:: Data for this task ::
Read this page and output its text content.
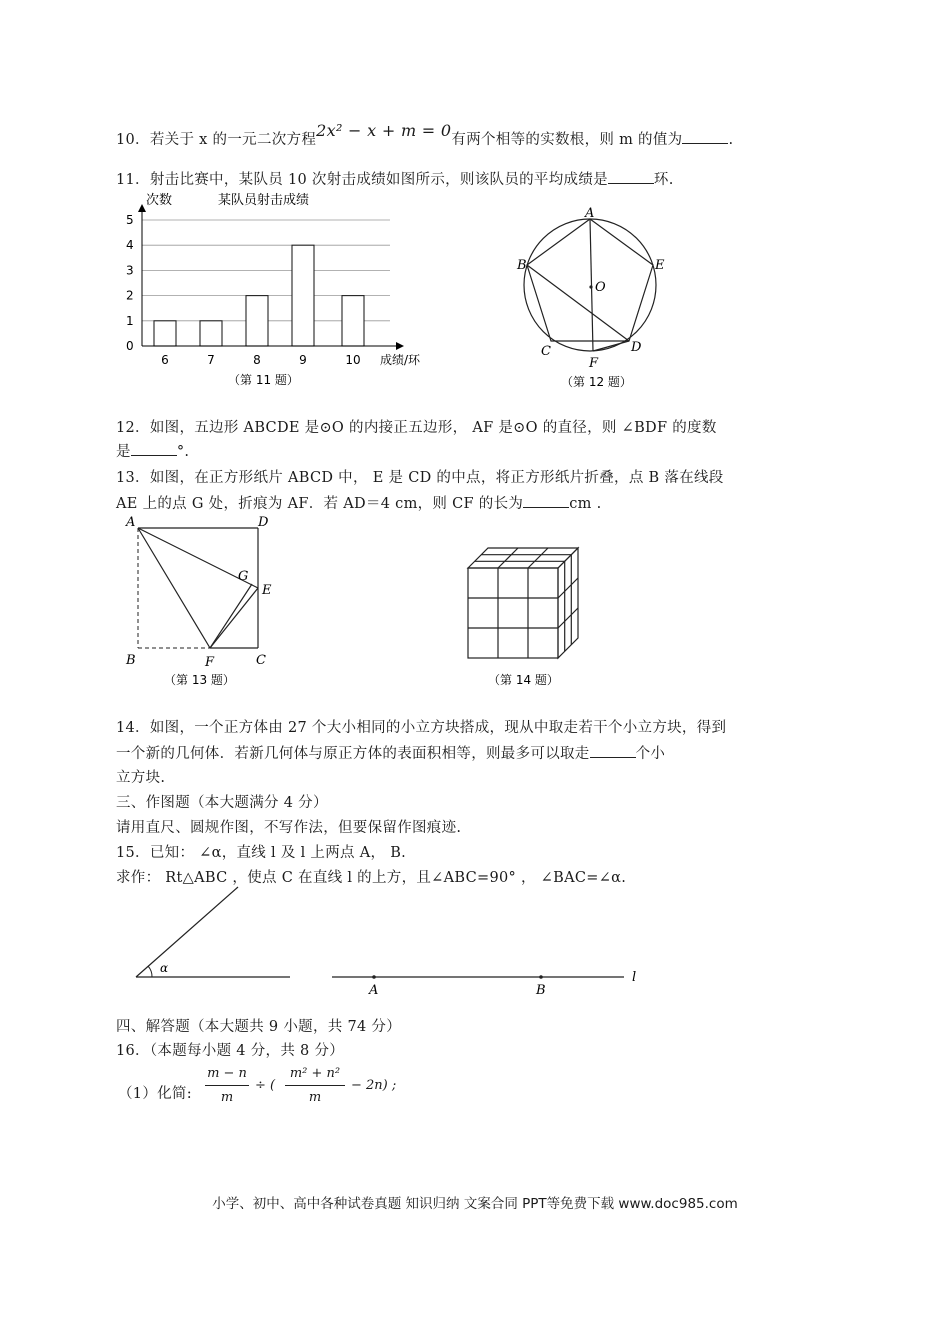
10．若关于 x 的一元二次方程2x² − x + m = 0有两个相等的实数根，则 m 的值为	.
11．射击比赛中，某队员 10 次射击成绩如图所示，则该队员的平均成绩是	环.
次数	某队员射击成绩
0
1
2
3
4
5
6	7	8	9	10 成绩/环
（第 11 题）
A
B
C	D
E
O
F
（第 12 题）
12．如图，五边形 ABCDE 是⊙O 的内接正五边形， AF 是⊙O 的直径，则 ∠BDF 的度数
是	°.
13．如图，在正方形纸片 ABCD 中， E 是 CD 的中点，将正方形纸片折叠，点 B 落在线段
AE 上的点 G 处，折痕为 AF．若 AD＝4 cm，则 CF 的长为	cm .
A	D
G
E
B	F	C
（第 13 题）	（第 14 题）
14．如图，一个正方体由 27 个大小相同的小立方块搭成，现从中取走若干个小立方块，得到
一个新的几何体．若新几何体与原正方体的表面积相等，则最多可以取走	个小
立方块.
三、作图题（本大题满分 4 分）
请用直尺、圆规作图，不写作法，但要保留作图痕迹.
15．已知： ∠α，直线 l 及 l 上两点 A， B.
求作： Rt△ABC ，使点 C 在直线 l 的上方，且∠ABC=90° ， ∠BAC=∠α.
α
A	B
l
四、解答题（本大题共 9 小题，共 74 分）
16．（本题每小题 4 分，共 8 分）
（1）化简:
m − n
m
÷ (
m² + n²
m
− 2n) ;
小学、初中、高中各种试卷真题 知识归纳 文案合同 PPT等免费下载 www.doc985.com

:: Your task ::
Reproduce the whole listing exactly, but not the images in it.

:: Written solution ::
Read this page and output its text content.
10．若关于 x 的一元二次方程2x² − x + m = 0有两个相等的实数根，则 m 的值为	.
11．射击比赛中，某队员 10 次射击成绩如图所示，则该队员的平均成绩是	环.
次数	某队员射击成绩
0
1
2
3
4
5
6	7	8	9	10 成绩/环
（第 11 题）
A
B
C	D
E
O
F
（第 12 题）
12．如图，五边形 ABCDE 是⊙O 的内接正五边形， AF 是⊙O 的直径，则 ∠BDF 的度数
是	°.
13．如图，在正方形纸片 ABCD 中， E 是 CD 的中点，将正方形纸片折叠，点 B 落在线段
AE 上的点 G 处，折痕为 AF．若 AD＝4 cm，则 CF 的长为	cm .
A	D
G
E
B	F	C
（第 13 题）	（第 14 题）
14．如图，一个正方体由 27 个大小相同的小立方块搭成，现从中取走若干个小立方块，得到
一个新的几何体．若新几何体与原正方体的表面积相等，则最多可以取走	个小
立方块.
三、作图题（本大题满分 4 分）
请用直尺、圆规作图，不写作法，但要保留作图痕迹.
15．已知： ∠α，直线 l 及 l 上两点 A， B.
求作： Rt△ABC ，使点 C 在直线 l 的上方，且∠ABC=90° ， ∠BAC=∠α.
α
A	B
l
四、解答题（本大题共 9 小题，共 74 分）
16．（本题每小题 4 分，共 8 分）
（1）化简:
m − n
m
÷ (
m² + n²
m
− 2n) ;
小学、初中、高中各种试卷真题 知识归纳 文案合同 PPT等免费下载 www.doc985.com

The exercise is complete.